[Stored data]

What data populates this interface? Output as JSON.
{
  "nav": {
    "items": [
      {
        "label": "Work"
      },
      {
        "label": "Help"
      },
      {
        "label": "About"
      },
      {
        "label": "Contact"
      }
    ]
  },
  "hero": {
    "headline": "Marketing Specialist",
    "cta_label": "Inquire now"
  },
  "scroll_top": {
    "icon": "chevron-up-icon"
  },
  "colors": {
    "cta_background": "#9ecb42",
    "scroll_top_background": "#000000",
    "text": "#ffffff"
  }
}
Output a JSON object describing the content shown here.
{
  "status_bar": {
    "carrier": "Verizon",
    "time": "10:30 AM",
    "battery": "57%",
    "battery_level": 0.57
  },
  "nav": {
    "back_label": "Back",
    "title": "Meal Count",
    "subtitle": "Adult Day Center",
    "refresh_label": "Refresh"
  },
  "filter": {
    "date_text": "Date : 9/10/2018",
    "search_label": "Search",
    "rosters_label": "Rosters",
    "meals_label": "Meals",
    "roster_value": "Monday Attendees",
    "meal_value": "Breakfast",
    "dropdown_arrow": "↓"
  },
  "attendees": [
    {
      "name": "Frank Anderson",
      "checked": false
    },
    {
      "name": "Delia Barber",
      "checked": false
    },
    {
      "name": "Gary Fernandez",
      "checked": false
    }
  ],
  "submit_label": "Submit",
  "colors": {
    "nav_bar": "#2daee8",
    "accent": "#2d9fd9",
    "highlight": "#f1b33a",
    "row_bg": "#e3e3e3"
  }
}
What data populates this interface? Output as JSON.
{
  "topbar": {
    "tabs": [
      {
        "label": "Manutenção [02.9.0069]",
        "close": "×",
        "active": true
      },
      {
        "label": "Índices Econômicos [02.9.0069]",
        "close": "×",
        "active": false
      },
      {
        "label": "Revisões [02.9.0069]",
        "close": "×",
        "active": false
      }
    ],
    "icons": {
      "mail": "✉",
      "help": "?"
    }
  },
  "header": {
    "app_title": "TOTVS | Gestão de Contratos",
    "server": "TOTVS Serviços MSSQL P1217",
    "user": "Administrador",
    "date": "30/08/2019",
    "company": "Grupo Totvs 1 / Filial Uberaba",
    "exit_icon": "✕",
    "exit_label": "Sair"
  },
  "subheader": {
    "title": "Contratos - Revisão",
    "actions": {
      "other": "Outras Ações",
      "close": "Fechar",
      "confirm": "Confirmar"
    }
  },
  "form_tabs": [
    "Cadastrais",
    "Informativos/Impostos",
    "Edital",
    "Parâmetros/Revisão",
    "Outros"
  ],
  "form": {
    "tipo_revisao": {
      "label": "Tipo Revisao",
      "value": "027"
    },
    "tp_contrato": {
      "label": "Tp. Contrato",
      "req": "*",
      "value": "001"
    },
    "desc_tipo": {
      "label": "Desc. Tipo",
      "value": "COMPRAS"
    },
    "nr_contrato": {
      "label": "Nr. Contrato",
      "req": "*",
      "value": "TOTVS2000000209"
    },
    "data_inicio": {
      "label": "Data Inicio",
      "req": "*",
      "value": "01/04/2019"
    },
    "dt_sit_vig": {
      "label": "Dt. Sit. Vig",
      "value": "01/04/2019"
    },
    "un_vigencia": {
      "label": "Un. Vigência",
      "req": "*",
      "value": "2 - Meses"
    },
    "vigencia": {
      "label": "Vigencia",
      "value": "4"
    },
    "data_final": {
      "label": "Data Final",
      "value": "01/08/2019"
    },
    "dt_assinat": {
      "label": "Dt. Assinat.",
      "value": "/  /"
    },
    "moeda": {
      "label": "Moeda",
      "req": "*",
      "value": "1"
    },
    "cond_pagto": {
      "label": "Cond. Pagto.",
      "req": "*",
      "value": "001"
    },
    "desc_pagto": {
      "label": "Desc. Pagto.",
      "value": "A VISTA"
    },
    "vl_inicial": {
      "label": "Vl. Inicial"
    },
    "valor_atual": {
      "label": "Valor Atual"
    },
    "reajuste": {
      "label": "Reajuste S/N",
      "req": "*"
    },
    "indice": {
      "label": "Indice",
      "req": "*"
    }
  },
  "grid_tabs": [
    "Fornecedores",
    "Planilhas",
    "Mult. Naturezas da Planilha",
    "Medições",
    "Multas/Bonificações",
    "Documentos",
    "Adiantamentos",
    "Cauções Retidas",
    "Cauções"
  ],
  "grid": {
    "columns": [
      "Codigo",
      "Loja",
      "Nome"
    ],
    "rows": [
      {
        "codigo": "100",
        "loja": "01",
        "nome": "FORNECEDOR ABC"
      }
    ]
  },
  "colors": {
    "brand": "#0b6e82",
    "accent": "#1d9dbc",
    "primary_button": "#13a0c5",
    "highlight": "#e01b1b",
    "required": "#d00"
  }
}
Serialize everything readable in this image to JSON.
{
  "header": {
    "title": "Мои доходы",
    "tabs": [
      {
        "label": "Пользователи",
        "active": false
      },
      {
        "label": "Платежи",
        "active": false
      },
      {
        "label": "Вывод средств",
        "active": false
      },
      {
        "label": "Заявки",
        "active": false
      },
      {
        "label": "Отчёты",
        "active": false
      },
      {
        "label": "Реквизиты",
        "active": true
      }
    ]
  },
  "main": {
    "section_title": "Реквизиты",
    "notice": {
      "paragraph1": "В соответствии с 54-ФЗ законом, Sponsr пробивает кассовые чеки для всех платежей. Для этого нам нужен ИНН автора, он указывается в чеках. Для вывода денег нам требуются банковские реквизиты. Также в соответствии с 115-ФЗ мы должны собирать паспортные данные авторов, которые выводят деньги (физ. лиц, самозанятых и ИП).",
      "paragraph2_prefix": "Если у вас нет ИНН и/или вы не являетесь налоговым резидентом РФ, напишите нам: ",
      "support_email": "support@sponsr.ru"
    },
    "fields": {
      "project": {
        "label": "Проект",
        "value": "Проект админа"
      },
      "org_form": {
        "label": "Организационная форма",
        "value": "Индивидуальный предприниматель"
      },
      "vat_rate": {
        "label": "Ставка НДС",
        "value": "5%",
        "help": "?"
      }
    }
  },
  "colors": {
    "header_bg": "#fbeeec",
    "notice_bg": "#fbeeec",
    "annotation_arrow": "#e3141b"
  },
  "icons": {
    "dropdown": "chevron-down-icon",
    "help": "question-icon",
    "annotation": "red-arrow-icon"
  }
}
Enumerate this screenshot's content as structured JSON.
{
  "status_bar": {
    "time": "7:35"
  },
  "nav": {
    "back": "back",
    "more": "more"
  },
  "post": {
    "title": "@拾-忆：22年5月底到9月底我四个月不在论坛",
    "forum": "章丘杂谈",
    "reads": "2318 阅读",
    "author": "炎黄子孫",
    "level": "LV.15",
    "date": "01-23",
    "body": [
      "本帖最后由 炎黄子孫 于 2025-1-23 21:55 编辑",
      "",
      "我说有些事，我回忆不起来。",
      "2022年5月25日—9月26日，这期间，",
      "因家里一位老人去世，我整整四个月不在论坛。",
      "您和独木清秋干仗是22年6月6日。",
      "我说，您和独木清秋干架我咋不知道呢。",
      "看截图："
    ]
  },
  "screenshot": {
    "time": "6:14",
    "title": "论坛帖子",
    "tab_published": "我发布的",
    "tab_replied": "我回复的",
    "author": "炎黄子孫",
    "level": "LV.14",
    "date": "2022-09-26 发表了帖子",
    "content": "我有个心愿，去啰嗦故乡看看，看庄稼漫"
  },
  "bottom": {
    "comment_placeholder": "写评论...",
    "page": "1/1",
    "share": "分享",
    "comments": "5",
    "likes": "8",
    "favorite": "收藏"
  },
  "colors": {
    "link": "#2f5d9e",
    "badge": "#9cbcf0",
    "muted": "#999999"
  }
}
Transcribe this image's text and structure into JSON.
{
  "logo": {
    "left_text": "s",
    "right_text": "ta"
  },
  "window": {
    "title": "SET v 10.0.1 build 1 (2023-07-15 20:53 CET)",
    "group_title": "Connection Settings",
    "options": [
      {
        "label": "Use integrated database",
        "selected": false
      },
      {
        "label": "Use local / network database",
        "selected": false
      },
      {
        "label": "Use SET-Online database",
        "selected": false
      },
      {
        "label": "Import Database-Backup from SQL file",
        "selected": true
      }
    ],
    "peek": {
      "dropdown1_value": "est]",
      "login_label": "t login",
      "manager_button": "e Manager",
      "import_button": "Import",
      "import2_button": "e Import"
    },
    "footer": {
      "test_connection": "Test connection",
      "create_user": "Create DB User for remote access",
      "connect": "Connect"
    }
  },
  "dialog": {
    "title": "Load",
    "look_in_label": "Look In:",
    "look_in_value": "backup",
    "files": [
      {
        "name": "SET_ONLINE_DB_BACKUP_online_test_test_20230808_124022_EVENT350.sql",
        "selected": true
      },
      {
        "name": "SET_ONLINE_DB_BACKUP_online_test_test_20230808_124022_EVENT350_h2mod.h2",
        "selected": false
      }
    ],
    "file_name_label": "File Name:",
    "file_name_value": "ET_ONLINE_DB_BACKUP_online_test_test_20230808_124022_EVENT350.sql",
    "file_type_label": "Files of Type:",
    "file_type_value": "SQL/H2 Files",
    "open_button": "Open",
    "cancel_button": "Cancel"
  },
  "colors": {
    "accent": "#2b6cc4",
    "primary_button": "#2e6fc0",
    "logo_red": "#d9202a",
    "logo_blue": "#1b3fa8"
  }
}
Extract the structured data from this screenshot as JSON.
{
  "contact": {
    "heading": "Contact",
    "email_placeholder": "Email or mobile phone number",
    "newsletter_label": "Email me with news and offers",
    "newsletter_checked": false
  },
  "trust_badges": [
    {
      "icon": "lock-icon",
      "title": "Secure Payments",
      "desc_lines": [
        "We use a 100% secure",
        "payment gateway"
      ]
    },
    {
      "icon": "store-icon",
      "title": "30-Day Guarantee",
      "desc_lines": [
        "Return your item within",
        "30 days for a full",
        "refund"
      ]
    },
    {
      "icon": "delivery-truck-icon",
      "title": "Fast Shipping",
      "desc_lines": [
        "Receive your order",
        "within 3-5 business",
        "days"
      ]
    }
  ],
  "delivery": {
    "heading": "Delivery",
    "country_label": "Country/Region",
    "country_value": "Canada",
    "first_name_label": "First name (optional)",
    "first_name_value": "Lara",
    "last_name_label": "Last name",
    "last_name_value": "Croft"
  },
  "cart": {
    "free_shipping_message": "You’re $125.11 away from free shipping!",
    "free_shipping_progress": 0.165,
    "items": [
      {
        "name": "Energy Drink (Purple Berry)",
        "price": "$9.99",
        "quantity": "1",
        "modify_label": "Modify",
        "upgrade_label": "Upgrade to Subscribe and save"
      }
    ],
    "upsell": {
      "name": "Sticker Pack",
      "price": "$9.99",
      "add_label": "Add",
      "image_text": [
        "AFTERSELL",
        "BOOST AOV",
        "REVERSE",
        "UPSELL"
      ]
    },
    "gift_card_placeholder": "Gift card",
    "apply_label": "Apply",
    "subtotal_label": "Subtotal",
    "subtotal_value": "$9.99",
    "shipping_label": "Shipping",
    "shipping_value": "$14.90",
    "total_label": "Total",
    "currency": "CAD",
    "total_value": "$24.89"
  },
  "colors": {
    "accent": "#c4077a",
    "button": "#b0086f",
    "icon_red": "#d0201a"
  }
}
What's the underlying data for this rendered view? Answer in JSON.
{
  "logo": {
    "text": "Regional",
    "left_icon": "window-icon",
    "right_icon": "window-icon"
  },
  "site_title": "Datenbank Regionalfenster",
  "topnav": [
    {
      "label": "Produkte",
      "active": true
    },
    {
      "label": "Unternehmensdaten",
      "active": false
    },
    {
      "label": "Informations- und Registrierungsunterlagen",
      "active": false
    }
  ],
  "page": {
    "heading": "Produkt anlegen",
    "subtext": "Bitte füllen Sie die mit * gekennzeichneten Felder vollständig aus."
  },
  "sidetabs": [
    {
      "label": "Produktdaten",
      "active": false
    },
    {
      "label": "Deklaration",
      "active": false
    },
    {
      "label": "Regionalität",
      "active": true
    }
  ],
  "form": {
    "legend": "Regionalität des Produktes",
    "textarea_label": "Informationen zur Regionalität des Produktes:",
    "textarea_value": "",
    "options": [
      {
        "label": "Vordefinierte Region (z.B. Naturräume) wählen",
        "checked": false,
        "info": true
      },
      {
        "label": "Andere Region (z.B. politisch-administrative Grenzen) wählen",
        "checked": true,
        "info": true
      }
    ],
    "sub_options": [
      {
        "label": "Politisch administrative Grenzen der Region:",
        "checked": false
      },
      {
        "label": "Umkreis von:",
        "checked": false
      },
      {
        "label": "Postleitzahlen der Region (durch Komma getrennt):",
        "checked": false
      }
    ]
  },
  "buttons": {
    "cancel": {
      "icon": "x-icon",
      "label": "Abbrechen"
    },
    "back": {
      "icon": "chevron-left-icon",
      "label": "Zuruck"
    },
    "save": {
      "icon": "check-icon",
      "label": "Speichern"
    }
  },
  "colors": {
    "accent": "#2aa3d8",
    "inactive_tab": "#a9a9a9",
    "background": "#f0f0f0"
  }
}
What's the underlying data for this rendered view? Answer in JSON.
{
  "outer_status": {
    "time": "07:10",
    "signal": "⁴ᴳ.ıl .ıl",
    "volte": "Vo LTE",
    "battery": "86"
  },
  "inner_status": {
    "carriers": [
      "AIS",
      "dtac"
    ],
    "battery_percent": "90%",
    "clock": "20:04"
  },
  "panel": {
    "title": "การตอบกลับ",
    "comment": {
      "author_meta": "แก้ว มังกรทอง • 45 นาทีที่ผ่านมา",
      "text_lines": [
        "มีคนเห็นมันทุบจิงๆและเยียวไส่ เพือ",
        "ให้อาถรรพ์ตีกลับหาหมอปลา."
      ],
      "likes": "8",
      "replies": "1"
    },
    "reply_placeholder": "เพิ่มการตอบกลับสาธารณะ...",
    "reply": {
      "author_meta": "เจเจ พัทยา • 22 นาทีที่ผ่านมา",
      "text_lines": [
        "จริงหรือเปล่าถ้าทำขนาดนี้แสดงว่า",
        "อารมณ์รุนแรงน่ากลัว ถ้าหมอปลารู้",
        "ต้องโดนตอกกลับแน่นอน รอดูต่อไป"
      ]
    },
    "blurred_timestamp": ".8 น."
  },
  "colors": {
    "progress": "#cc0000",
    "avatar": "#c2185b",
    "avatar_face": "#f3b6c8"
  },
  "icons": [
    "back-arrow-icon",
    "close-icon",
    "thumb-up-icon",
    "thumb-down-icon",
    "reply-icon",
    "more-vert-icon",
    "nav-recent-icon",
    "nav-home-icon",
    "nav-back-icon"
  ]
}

#### EXERCISE DIRECTIONS
State the count of lines that contain the string "านมา". Nothing else is needed.

#### RESULT OF THE TASK
2